» **Challenge**: Render the stretch from the first line through the line containing "y-tick-label: −180 (94, 611, 135, 629)" as a JSON list of strings, one string per line, with blank lines left out.
** Start Supplied material **
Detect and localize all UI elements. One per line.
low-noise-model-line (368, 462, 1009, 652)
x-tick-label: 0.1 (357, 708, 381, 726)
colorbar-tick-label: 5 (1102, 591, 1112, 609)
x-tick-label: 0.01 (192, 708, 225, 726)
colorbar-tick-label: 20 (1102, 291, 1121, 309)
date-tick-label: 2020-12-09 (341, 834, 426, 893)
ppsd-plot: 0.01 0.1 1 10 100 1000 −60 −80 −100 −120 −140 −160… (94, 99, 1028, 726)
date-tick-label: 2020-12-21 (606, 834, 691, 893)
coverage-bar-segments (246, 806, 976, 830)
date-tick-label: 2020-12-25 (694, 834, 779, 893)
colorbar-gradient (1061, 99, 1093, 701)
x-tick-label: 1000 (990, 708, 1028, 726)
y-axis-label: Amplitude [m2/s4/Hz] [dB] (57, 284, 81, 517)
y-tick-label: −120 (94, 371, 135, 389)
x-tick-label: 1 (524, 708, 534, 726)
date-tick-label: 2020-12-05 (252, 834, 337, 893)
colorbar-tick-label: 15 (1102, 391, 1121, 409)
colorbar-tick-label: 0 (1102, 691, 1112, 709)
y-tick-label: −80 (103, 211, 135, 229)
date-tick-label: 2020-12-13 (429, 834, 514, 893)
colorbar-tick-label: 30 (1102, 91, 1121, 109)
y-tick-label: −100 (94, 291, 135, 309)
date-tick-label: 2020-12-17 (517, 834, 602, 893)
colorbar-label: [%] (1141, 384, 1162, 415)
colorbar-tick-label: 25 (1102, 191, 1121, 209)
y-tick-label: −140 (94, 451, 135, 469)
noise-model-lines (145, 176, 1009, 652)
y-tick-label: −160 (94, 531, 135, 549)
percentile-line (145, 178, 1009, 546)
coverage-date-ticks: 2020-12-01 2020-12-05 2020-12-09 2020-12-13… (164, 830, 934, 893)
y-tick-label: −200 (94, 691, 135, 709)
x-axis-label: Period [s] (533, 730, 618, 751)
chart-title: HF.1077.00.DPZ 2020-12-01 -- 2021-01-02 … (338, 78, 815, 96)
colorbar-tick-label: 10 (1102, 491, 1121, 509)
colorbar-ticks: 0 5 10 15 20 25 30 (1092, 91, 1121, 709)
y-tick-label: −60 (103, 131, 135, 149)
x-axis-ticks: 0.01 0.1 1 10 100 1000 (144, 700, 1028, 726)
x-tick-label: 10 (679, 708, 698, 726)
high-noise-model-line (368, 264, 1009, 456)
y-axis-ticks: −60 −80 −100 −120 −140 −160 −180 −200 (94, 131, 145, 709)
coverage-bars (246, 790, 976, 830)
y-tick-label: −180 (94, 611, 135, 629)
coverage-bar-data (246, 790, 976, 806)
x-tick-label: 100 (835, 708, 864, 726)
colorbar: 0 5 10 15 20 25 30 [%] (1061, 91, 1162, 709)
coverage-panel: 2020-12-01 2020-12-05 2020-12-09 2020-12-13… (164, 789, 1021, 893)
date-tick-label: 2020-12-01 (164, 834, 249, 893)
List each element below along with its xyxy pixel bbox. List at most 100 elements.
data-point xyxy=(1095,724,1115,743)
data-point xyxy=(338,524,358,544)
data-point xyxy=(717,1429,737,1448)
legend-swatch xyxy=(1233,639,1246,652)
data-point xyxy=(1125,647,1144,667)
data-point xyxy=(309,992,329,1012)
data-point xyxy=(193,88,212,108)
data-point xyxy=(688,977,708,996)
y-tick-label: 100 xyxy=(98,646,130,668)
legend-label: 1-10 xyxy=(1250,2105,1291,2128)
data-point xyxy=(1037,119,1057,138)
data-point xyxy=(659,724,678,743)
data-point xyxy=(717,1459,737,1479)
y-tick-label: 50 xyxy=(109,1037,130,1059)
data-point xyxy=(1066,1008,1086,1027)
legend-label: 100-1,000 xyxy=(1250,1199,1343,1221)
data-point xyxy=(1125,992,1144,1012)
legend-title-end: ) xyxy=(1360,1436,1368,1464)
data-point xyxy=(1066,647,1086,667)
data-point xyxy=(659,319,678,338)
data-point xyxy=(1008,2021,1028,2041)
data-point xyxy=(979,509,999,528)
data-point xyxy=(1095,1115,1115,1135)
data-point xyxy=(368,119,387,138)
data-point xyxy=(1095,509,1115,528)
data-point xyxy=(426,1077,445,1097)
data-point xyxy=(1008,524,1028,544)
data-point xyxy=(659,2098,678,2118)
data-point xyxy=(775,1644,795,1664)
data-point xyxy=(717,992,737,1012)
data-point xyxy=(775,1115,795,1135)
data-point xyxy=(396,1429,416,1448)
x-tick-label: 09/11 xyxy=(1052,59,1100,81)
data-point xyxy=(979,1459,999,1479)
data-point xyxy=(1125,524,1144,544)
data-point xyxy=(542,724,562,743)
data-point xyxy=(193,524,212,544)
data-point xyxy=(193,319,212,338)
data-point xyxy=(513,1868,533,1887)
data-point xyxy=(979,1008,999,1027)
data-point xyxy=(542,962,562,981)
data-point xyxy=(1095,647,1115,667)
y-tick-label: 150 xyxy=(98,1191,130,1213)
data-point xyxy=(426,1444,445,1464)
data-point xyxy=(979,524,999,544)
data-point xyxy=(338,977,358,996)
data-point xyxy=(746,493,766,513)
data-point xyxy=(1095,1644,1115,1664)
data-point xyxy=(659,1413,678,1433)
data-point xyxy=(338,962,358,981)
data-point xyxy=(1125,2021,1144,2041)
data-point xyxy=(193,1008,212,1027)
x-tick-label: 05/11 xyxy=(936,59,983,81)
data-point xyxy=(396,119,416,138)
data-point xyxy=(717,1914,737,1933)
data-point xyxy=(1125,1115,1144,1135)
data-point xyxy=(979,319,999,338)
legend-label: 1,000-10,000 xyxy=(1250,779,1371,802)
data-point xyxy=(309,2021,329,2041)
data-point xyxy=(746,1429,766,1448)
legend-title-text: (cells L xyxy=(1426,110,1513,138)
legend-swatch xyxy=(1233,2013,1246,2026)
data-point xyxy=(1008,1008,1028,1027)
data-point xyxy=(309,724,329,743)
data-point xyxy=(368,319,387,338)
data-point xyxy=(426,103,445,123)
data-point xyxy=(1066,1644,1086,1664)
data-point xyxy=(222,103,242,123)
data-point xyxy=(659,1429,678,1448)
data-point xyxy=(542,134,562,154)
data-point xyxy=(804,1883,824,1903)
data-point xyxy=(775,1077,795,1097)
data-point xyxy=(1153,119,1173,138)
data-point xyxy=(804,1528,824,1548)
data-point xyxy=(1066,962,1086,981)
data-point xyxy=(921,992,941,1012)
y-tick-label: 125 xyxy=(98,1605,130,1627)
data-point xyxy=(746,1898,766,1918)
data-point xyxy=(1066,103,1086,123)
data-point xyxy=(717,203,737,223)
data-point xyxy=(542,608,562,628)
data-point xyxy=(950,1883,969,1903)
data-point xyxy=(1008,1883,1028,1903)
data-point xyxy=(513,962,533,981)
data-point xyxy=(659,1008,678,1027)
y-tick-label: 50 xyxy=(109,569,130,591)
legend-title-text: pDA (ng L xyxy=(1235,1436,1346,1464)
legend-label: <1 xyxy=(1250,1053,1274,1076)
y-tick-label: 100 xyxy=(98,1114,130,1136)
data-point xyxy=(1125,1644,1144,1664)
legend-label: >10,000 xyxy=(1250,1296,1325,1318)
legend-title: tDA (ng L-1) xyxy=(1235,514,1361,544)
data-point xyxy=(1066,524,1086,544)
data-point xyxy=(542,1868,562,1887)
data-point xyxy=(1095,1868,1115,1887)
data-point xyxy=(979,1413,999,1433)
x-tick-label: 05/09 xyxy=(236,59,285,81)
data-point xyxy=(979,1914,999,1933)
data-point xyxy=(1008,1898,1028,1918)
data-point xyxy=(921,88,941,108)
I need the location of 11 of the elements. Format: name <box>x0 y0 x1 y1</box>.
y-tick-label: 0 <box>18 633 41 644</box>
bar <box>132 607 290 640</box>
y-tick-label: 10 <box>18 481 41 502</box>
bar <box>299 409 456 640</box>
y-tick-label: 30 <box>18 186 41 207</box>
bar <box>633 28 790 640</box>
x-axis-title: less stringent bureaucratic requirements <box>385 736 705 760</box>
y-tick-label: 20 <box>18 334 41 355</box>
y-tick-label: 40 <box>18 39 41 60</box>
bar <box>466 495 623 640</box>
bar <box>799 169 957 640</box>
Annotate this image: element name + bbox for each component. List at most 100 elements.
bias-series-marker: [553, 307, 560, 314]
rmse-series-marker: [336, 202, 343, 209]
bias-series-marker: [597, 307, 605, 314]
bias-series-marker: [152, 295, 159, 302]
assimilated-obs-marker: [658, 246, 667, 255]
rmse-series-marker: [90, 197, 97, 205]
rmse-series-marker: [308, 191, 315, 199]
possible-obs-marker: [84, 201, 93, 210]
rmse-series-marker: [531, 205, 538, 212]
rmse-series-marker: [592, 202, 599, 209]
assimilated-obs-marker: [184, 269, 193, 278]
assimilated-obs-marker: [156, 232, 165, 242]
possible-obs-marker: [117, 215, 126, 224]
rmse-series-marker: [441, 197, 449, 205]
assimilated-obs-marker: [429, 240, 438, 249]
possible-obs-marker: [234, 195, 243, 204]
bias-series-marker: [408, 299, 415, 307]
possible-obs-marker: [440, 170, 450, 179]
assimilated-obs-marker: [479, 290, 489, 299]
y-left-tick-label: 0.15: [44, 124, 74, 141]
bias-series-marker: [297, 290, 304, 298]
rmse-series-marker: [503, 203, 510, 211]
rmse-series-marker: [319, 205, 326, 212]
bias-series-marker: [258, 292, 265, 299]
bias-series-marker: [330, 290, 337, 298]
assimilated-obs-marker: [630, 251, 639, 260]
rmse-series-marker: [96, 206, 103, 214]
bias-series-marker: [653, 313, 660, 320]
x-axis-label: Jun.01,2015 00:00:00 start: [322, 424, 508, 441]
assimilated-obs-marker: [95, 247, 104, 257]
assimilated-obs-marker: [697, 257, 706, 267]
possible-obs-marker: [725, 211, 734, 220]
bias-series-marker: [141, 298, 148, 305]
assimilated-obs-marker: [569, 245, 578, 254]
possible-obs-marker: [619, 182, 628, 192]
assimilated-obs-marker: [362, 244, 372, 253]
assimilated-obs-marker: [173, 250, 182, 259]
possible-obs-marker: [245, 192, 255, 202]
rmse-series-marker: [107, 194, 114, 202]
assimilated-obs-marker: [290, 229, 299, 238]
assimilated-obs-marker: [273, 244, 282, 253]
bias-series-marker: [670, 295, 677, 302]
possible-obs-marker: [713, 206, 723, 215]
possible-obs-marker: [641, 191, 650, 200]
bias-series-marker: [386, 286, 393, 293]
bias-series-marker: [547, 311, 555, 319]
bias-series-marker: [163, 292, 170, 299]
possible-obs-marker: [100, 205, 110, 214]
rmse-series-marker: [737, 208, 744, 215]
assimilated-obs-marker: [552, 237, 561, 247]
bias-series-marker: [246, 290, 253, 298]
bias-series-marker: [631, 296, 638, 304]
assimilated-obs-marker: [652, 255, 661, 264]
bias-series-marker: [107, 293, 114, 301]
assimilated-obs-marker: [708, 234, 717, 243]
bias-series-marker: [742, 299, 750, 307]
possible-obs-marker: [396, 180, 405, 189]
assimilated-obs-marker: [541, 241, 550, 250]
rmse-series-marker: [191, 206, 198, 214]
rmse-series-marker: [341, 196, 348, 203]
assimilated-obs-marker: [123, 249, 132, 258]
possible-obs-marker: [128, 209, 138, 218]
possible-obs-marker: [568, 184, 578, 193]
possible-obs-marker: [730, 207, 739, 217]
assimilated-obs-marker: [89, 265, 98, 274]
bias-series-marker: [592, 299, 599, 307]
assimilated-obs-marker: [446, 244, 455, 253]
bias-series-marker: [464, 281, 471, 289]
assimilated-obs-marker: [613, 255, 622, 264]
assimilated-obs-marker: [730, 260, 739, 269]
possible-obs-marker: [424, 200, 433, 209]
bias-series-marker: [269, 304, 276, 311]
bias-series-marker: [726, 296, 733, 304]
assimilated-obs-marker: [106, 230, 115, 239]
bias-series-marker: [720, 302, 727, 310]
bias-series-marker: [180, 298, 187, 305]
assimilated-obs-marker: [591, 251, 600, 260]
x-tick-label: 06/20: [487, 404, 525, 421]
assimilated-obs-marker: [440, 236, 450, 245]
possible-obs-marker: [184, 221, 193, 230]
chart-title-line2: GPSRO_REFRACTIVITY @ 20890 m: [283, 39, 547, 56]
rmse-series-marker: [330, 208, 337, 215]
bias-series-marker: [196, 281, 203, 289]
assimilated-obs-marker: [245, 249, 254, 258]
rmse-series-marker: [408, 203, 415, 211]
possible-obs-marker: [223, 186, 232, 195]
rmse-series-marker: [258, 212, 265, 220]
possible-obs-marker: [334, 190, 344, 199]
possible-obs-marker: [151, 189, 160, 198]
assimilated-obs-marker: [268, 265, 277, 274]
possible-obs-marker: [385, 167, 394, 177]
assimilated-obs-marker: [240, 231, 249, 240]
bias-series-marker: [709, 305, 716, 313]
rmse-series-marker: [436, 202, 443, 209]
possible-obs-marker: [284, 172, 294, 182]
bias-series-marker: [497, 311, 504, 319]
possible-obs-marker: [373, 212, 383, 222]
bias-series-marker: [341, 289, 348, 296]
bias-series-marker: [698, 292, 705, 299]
** End Supplied material **
» **Completed task**:
[
  "Detect and localize all UI elements. One per line.",
  "low-noise-model-line (368, 462, 1009, 652)",
  "x-tick-label: 0.1 (357, 708, 381, 726)",
  "colorbar-tick-label: 5 (1102, 591, 1112, 609)",
  "x-tick-label: 0.01 (192, 708, 225, 726)",
  "colorbar-tick-label: 20 (1102, 291, 1121, 309)",
  "date-tick-label: 2020-12-09 (341, 834, 426, 893)",
  "ppsd-plot: 0.01 0.1 1 10 100 1000 −60 −80 −100 −120 −140 −160… (94, 99, 1028, 726)",
  "date-tick-label: 2020-12-21 (606, 834, 691, 893)",
  "coverage-bar-segments (246, 806, 976, 830)",
  "date-tick-label: 2020-12-25 (694, 834, 779, 893)",
  "colorbar-gradient (1061, 99, 1093, 701)",
  "x-tick-label: 1000 (990, 708, 1028, 726)",
  "y-axis-label: Amplitude [m2/s4/Hz] [dB] (57, 284, 81, 517)",
  "y-tick-label: −120 (94, 371, 135, 389)",
  "x-tick-label: 1 (524, 708, 534, 726)",
  "date-tick-label: 2020-12-05 (252, 834, 337, 893)",
  "colorbar-tick-label: 15 (1102, 391, 1121, 409)",
  "colorbar-tick-label: 0 (1102, 691, 1112, 709)",
  "y-tick-label: −80 (103, 211, 135, 229)",
  "date-tick-label: 2020-12-13 (429, 834, 514, 893)",
  "colorbar-tick-label: 30 (1102, 91, 1121, 109)",
  "y-tick-label: −100 (94, 291, 135, 309)",
  "date-tick-label: 2020-12-17 (517, 834, 602, 893)",
  "colorbar-label: [%] (1141, 384, 1162, 415)",
  "colorbar-tick-label: 25 (1102, 191, 1121, 209)",
  "y-tick-label: −140 (94, 451, 135, 469)",
  "noise-model-lines (145, 176, 1009, 652)",
  "y-tick-label: −160 (94, 531, 135, 549)",
  "percentile-line (145, 178, 1009, 546)",
  "coverage-date-ticks: 2020-12-01 2020-12-05 2020-12-09 2020-12-13… (164, 830, 934, 893)",
  "y-tick-label: −200 (94, 691, 135, 709)",
  "x-axis-label: Period [s] (533, 730, 618, 751)",
  "chart-title: HF.1077.00.DPZ 2020-12-01 -- 2021-01-02 … (338, 78, 815, 96)",
  "colorbar-tick-label: 10 (1102, 491, 1121, 509)",
  "colorbar-ticks: 0 5 10 15 20 25 30 (1092, 91, 1121, 709)",
  "y-tick-label: −60 (103, 131, 135, 149)",
  "x-axis-ticks: 0.01 0.1 1 10 100 1000 (144, 700, 1028, 726)",
  "x-tick-label: 10 (679, 708, 698, 726)",
  "high-noise-model-line (368, 264, 1009, 456)",
  "y-axis-ticks: −60 −80 −100 −120 −140 −160 −180 −200 (94, 131, 145, 709)",
  "coverage-bars (246, 790, 976, 830)",
  "y-tick-label: −180 (94, 611, 135, 629)"
]